PROBLEM DETAILS |
Every line of the material that follows must be printed again exactly.

EXERCISE DATA |
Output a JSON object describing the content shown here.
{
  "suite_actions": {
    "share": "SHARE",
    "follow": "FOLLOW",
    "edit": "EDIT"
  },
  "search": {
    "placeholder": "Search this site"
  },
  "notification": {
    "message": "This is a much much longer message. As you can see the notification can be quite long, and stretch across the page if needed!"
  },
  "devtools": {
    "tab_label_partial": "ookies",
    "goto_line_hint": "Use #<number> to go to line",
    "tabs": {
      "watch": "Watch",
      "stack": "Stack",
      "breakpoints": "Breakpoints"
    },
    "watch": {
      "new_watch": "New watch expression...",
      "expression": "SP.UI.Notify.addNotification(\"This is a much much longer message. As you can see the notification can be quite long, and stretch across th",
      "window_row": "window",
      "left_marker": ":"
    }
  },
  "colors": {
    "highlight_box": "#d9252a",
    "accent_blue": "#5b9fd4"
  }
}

EXERCISE ANSWER |
Output a JSON object describing the content shown here.
{
  "suite_actions": {
    "share": "SHARE",
    "follow": "FOLLOW",
    "edit": "EDIT"
  },
  "search": {
    "placeholder": "Search this site"
  },
  "notification": {
    "message": "This is a much much longer message. As you can see the notification can be quite long, and stretch across the page if needed!"
  },
  "devtools": {
    "tab_label_partial": "ookies",
    "goto_line_hint": "Use #<number> to go to line",
    "tabs": {
      "watch": "Watch",
      "stack": "Stack",
      "breakpoints": "Breakpoints"
    },
    "watch": {
      "new_watch": "New watch expression...",
      "expression": "SP.UI.Notify.addNotification(\"This is a much much longer message. As you can see the notification can be quite long, and stretch across th",
      "window_row": "window",
      "left_marker": ":"
    }
  },
  "colors": {
    "highlight_box": "#d9252a",
    "accent_blue": "#5b9fd4"
  }
}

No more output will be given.